Problem to work on: Reproduce verbatim, from the records below, the part that opens with the line containing "button[interactable]: Войти [196, 395, 242, 420]" and closes with the line containing "button[interactable]: Декларации [150, 395, 196, 420]", including both of those lines.

******

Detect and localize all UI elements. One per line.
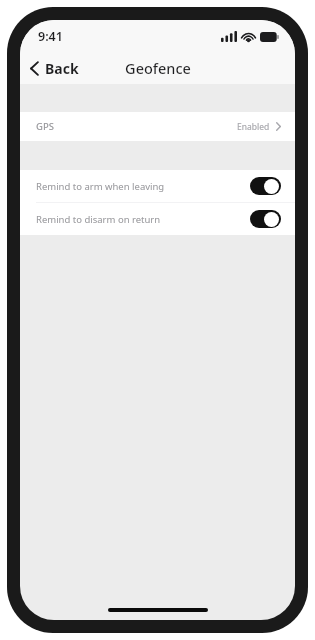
button[interactable]: Toggle, on (250, 210, 281, 228)
staticText: Back (45, 59, 79, 78)
staticText: Enabled (237, 121, 270, 133)
button[interactable]: GPS (20, 112, 295, 141)
staticText: Remind to arm when leaving (36, 180, 165, 193)
button[interactable]: Remind to disarm on return (20, 203, 295, 235)
staticText: 9:41 (38, 28, 63, 45)
button[interactable]: Remind to arm when leaving (20, 170, 295, 202)
staticText: Remind to disarm on return (36, 213, 161, 226)
button[interactable]: Back (20, 55, 89, 82)
staticText: Geofence (125, 58, 191, 78)
staticText: GPS (36, 120, 54, 133)
button[interactable]: Toggle, on (250, 177, 281, 195)
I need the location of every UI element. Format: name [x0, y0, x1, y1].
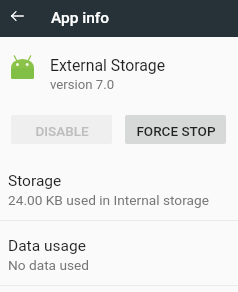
- button[interactable]: Storage: [0, 156, 238, 220]
- button[interactable]: Navigate up: [0, 0, 34, 34]
- staticText: External Storage: [50, 56, 166, 75]
- button[interactable]: DISABLE: [11, 115, 112, 144]
- staticText: Storage: [8, 172, 62, 190]
- staticText: App info: [51, 9, 110, 27]
- button[interactable]: FORCE STOP: [125, 115, 226, 144]
- staticText: Data usage: [8, 237, 86, 255]
- staticText: FORCE STOP: [136, 123, 216, 139]
- staticText: No data used: [8, 257, 90, 273]
- staticText: 24.00 KB used in Internal storage: [8, 192, 209, 208]
- staticText: DISABLE: [35, 123, 89, 139]
- staticText: version 7.0: [50, 77, 115, 92]
- button[interactable]: Data usage: [0, 221, 238, 285]
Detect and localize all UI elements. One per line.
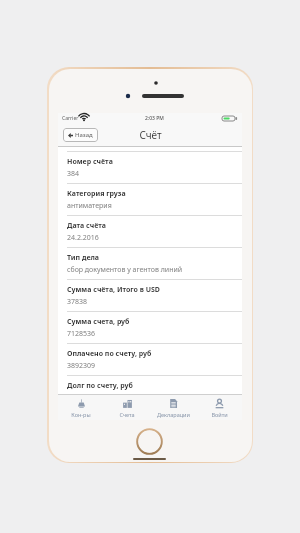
button[interactable]: Войти [196, 395, 242, 420]
staticText: 24.2.2016 [67, 233, 99, 243]
staticText: сбор документов у агентов линий [67, 265, 183, 275]
staticText: 7128536 [67, 329, 96, 339]
staticText: 384 [67, 169, 80, 179]
staticText: Счёт [139, 128, 162, 142]
staticText: 2:03 PM [145, 115, 164, 122]
staticText: антиматерия [67, 201, 112, 211]
staticText: Кон-ры [71, 411, 91, 418]
button[interactable]: Оплачено по счету, руб [58, 344, 242, 375]
staticText: 37838 [67, 297, 88, 307]
button[interactable]: Счета [104, 395, 150, 420]
button[interactable]: Номер счёта [58, 152, 242, 183]
staticText: Сумма счёта, Итого в USD [67, 285, 160, 295]
staticText: Долг по счету, руб [67, 381, 133, 390]
staticText: Категория груза [67, 189, 126, 199]
staticText: Счета [119, 411, 135, 418]
staticText: Войти [211, 411, 228, 418]
staticText: Дата счёта [67, 221, 106, 231]
button[interactable]: Долг по счету, руб [58, 376, 242, 394]
staticText: 3892309 [67, 361, 96, 371]
button[interactable]: Сумма счёта, Итого в USD [58, 280, 242, 311]
button[interactable]: Тип дела [58, 248, 242, 279]
button[interactable]: Дата счёта [58, 216, 242, 247]
button[interactable]: Назад [63, 128, 98, 142]
button[interactable]: Декларации [150, 395, 196, 420]
staticText: Декларации [157, 411, 190, 418]
staticText: Назад [75, 131, 93, 139]
button[interactable]: Категория груза [58, 184, 242, 215]
button[interactable]: Кон-ры [58, 395, 104, 420]
staticText: Сумма счета, руб [67, 317, 130, 327]
button[interactable]: Сумма счета, руб [58, 312, 242, 343]
staticText: Тип дела [67, 253, 99, 263]
staticText: Carrier [62, 115, 79, 122]
staticText: Номер счёта [67, 157, 113, 167]
staticText: Оплачено по счету, руб [67, 349, 152, 359]
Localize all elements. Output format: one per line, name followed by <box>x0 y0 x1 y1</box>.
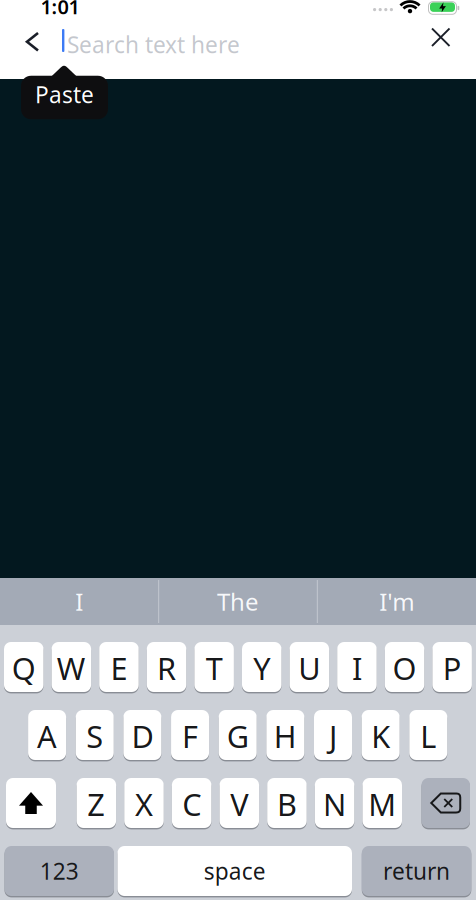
button[interactable]: O <box>385 642 424 692</box>
staticText: E <box>110 648 128 688</box>
button[interactable]: N <box>315 778 354 828</box>
button[interactable]: S <box>76 710 114 760</box>
button[interactable]: G <box>219 710 257 760</box>
staticText: V <box>230 784 248 824</box>
button[interactable]: Y <box>242 642 282 692</box>
button[interactable]: space <box>118 846 352 896</box>
staticText: X <box>135 784 153 824</box>
staticText: space <box>204 856 266 886</box>
button[interactable]: The <box>159 578 317 625</box>
staticText: 123 <box>40 856 79 886</box>
staticText: I <box>75 586 83 618</box>
button[interactable]: A <box>28 710 66 760</box>
staticText: Q <box>12 648 36 688</box>
button[interactable]: D <box>123 710 161 760</box>
button[interactable]: Paste <box>21 60 108 114</box>
staticText: S <box>86 716 103 756</box>
staticText: I <box>352 648 362 688</box>
button[interactable]: Delete <box>422 778 470 828</box>
staticText: B <box>277 784 297 824</box>
button[interactable]: K <box>362 710 400 760</box>
button[interactable]: V <box>220 778 259 828</box>
staticText: return <box>383 856 450 886</box>
staticText: D <box>131 716 153 756</box>
button[interactable]: T <box>194 642 234 692</box>
button[interactable]: Back <box>19 25 46 58</box>
button[interactable]: Z <box>77 778 116 828</box>
staticText: A <box>37 716 57 756</box>
button[interactable]: E <box>99 642 139 692</box>
button[interactable]: return <box>362 846 471 896</box>
button[interactable]: X <box>124 778 164 828</box>
staticText: P <box>443 648 462 688</box>
staticText: H <box>274 716 297 756</box>
staticText: L <box>420 716 436 756</box>
button[interactable]: Search text here <box>62 26 420 76</box>
button[interactable]: Q <box>4 642 44 692</box>
button[interactable]: J <box>314 710 352 760</box>
button[interactable]: 123 <box>4 846 114 896</box>
button[interactable]: F <box>171 710 209 760</box>
button[interactable]: R <box>147 642 186 692</box>
button[interactable]: P <box>432 642 472 692</box>
staticText: Search text here <box>67 30 240 60</box>
staticText: G <box>227 716 249 756</box>
staticText: R <box>157 648 176 688</box>
button[interactable]: Close <box>424 20 458 54</box>
button[interactable]: C <box>172 778 211 828</box>
staticText: F <box>182 716 198 756</box>
staticText: N <box>323 784 346 824</box>
staticText: Paste <box>35 79 94 110</box>
button[interactable]: B <box>267 778 307 828</box>
button[interactable]: I'm <box>317 578 476 625</box>
button[interactable]: H <box>266 710 304 760</box>
staticText: M <box>368 784 396 824</box>
staticText: Z <box>87 784 105 824</box>
staticText: Y <box>253 648 270 688</box>
staticText: I'm <box>379 586 414 618</box>
button[interactable]: Shift <box>6 778 56 828</box>
staticText: O <box>393 648 417 688</box>
button[interactable]: I <box>0 578 159 625</box>
staticText: W <box>57 648 86 688</box>
button[interactable]: M <box>362 778 402 828</box>
button[interactable]: W <box>52 642 91 692</box>
staticText: 1:01 <box>40 0 80 20</box>
staticText: The <box>217 586 259 618</box>
button[interactable]: U <box>290 642 329 692</box>
staticText: T <box>206 648 223 688</box>
staticText: U <box>298 648 320 688</box>
staticText: C <box>182 784 201 824</box>
staticText: K <box>371 716 390 756</box>
button[interactable]: I <box>337 642 377 692</box>
staticText: J <box>329 716 337 756</box>
button[interactable]: L <box>409 710 447 760</box>
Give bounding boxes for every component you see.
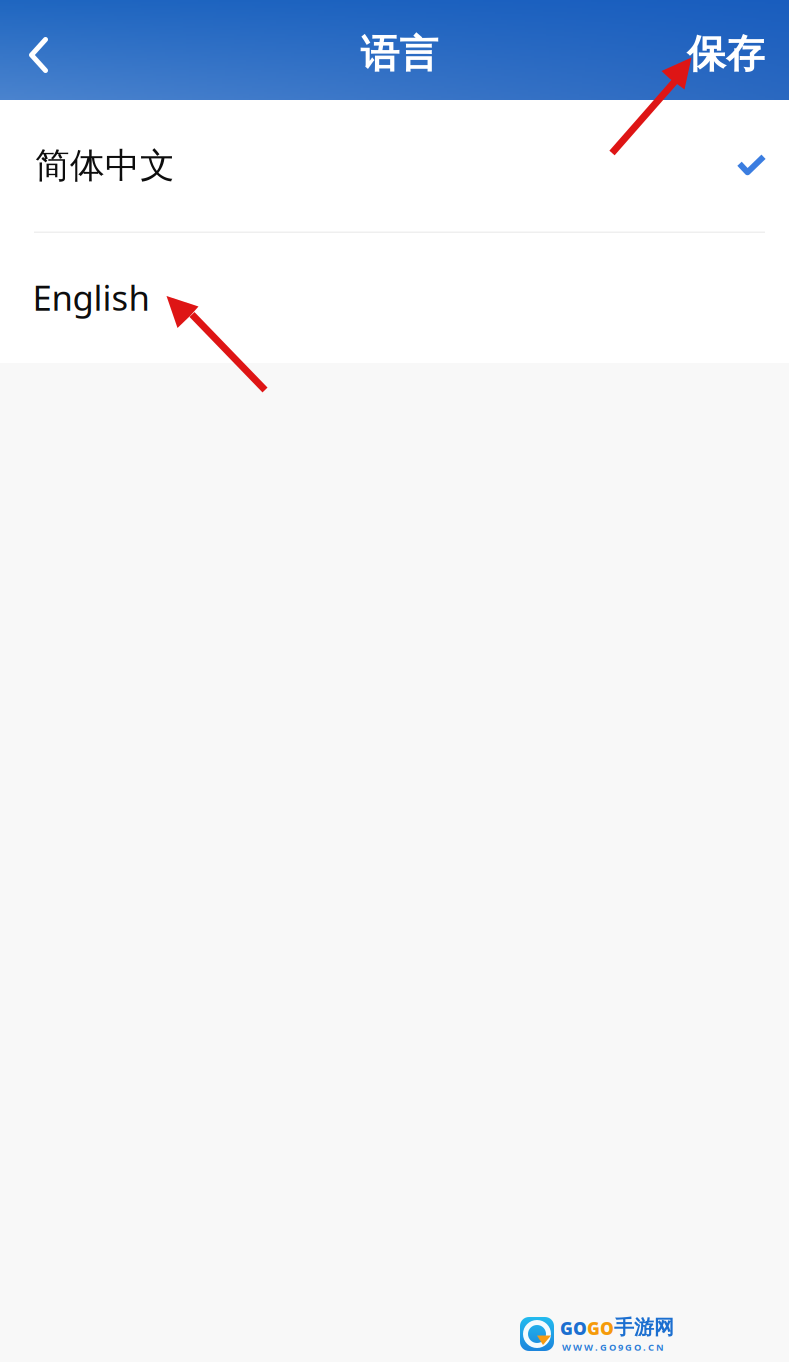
staticText: English <box>32 274 150 320</box>
staticText: 简体中文 <box>35 144 175 187</box>
staticText: GO <box>587 1317 614 1340</box>
button[interactable]: Back <box>0 0 84 100</box>
staticText: GO <box>560 1317 587 1340</box>
button[interactable]: English <box>0 232 789 363</box>
button[interactable]: 保存 <box>659 0 789 100</box>
staticText: 保存 <box>687 30 765 78</box>
button[interactable]: 简体中文 <box>0 100 789 232</box>
staticText: 语言 <box>360 30 438 78</box>
staticText: 手游网 <box>614 1315 674 1340</box>
staticText: W W W . G O 9 G O . C N <box>562 1341 664 1353</box>
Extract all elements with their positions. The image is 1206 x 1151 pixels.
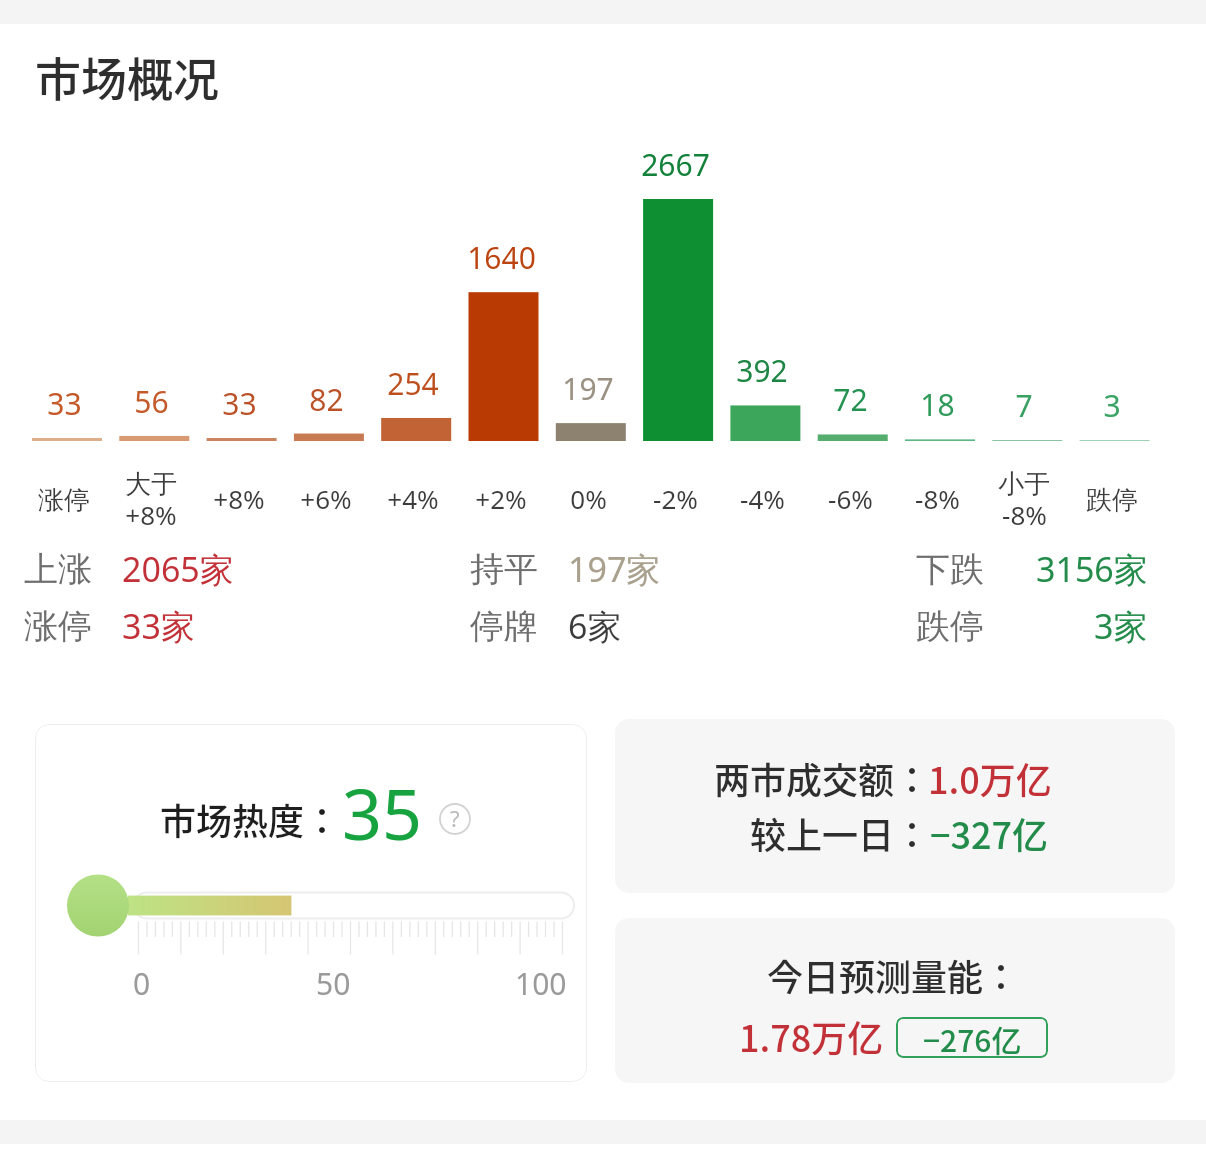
staticText: +2% (475, 481, 527, 516)
staticText: 35 (342, 765, 423, 860)
staticText: 3156家 (1036, 546, 1148, 592)
staticText: −327亿 (930, 807, 1049, 859)
staticText: 1.78万亿 (739, 1010, 884, 1062)
button[interactable]: 两市成交额： (615, 719, 1175, 893)
staticText: 33 (47, 383, 82, 424)
staticText: +8% (213, 481, 265, 516)
staticText: 2667 (641, 144, 710, 185)
staticText: 1.0万亿 (928, 752, 1052, 804)
staticText: 跌停 (1086, 484, 1138, 517)
staticText: 56 (134, 381, 169, 422)
staticText: 2065家 (122, 546, 234, 592)
staticText: 7 (1015, 385, 1033, 426)
staticText: 今日预测量能： (767, 949, 1020, 1001)
button[interactable]: 市场热度： (35, 724, 587, 1082)
staticText: -6% (828, 481, 873, 516)
staticText: 50 (316, 963, 351, 1004)
staticText: ? (450, 803, 460, 833)
staticText: -8% (1002, 497, 1047, 532)
staticText: 3 (1103, 385, 1121, 426)
staticText: 1640 (467, 237, 536, 278)
staticText: -4% (740, 481, 785, 516)
staticText: 33家 (122, 603, 195, 649)
staticText: +6% (300, 481, 352, 516)
staticText: 涨停 (24, 605, 92, 648)
staticText: 两市成交额： (714, 752, 931, 804)
staticText: -2% (653, 481, 698, 516)
staticText: -8% (915, 481, 960, 516)
staticText: 下跌 (916, 548, 984, 591)
staticText: 3家 (1094, 603, 1148, 649)
staticText: 涨停 (38, 484, 90, 517)
staticText: 254 (387, 363, 439, 404)
staticText: 上涨 (24, 548, 92, 591)
staticText: +4% (387, 481, 439, 516)
staticText: 72 (833, 379, 868, 420)
staticText: 较上一日： (750, 807, 931, 859)
staticText: 0 (133, 963, 151, 1004)
staticText: 33 (222, 383, 257, 424)
staticText: 小于 (998, 468, 1050, 501)
staticText: 18 (920, 384, 955, 425)
staticText: −276亿 (923, 1017, 1022, 1058)
staticText: 跌停 (916, 605, 984, 648)
staticText: 市场热度： (160, 793, 341, 845)
staticText: 100 (515, 963, 567, 1004)
staticText: 197 (562, 368, 614, 409)
staticText: 392 (736, 350, 788, 391)
staticText: 82 (309, 379, 344, 420)
staticText: 大于 (125, 468, 177, 501)
staticText: +8% (125, 497, 177, 532)
button[interactable]: 今日预测量能： (615, 918, 1175, 1083)
staticText: 停牌 (470, 605, 538, 648)
staticText: 6家 (568, 603, 622, 649)
staticText: 持平 (470, 548, 538, 591)
staticText: 0% (570, 481, 607, 516)
staticText: 197家 (568, 546, 661, 592)
button[interactable]: 市场热度说明 (439, 803, 471, 835)
staticText: 市场概况 (35, 43, 219, 110)
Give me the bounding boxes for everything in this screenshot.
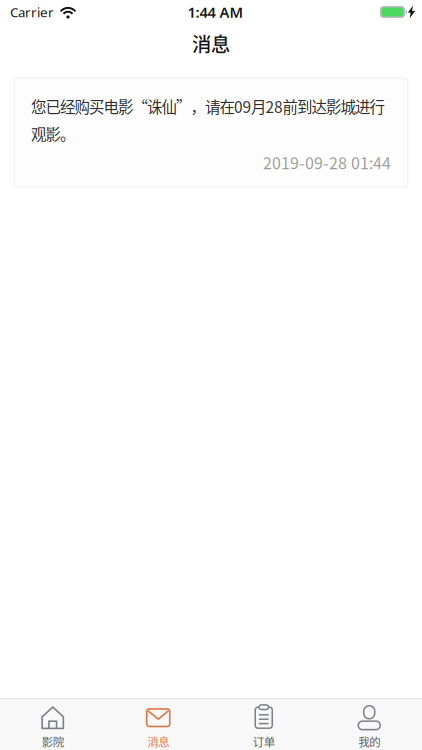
staticText: Carrier	[10, 3, 54, 21]
button[interactable]: 我的	[316, 696, 422, 750]
button[interactable]: 消息	[106, 696, 211, 750]
button[interactable]: 订单	[211, 696, 316, 750]
staticText: 2019-09-28 01:44	[263, 151, 391, 174]
staticText: 消息	[147, 733, 169, 750]
staticText: 消息	[192, 29, 230, 57]
staticText: 影院	[42, 733, 64, 750]
staticText: 订单	[253, 733, 275, 750]
button[interactable]: 您已经购买电影“诛仙”，请在09月28前到达影城进行观影。	[15, 79, 407, 186]
staticText: 您已经购买电影“诛仙”，请在09月28前到达影城进行观影。	[31, 95, 384, 145]
staticText: 我的	[358, 733, 380, 750]
button[interactable]: 影院	[0, 696, 106, 750]
staticText: 1:44 AM	[188, 2, 244, 22]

******

Output for this exercise:
button[interactable]: Войти [196, 395, 242, 420]
staticText: 24.2.2016 [67, 233, 99, 243]
staticText: сбор документов у агентов линий [67, 265, 183, 275]
staticText: 7128536 [67, 329, 96, 339]
staticText: 384 [67, 169, 80, 179]
staticText: Счёт [139, 128, 162, 142]
staticText: 2:03 PM [145, 115, 164, 122]
staticText: антиматерия [67, 201, 112, 211]
staticText: Кон-ры [71, 411, 91, 418]
button[interactable]: Оплачено по счету, руб [58, 344, 242, 375]
staticText: 37838 [67, 297, 88, 307]
button[interactable]: Счета [104, 395, 150, 420]
button[interactable]: Номер счёта [58, 152, 242, 183]
staticText: Сумма счёта, Итого в USD [67, 285, 160, 295]
staticText: Долг по счету, руб [67, 381, 133, 390]
staticText: Категория груза [67, 189, 126, 199]
staticText: Счета [119, 411, 135, 418]
staticText: Войти [211, 411, 228, 418]
staticText: Дата счёта [67, 221, 106, 231]
button[interactable]: Долг по счету, руб [58, 376, 242, 394]
staticText: 3892309 [67, 361, 96, 371]
button[interactable]: Сумма счёта, Итого в USD [58, 280, 242, 311]
button[interactable]: Тип дела [58, 248, 242, 279]
button[interactable]: Дата счёта [58, 216, 242, 247]
button[interactable]: Назад [63, 128, 98, 142]
button[interactable]: Декларации [150, 395, 196, 420]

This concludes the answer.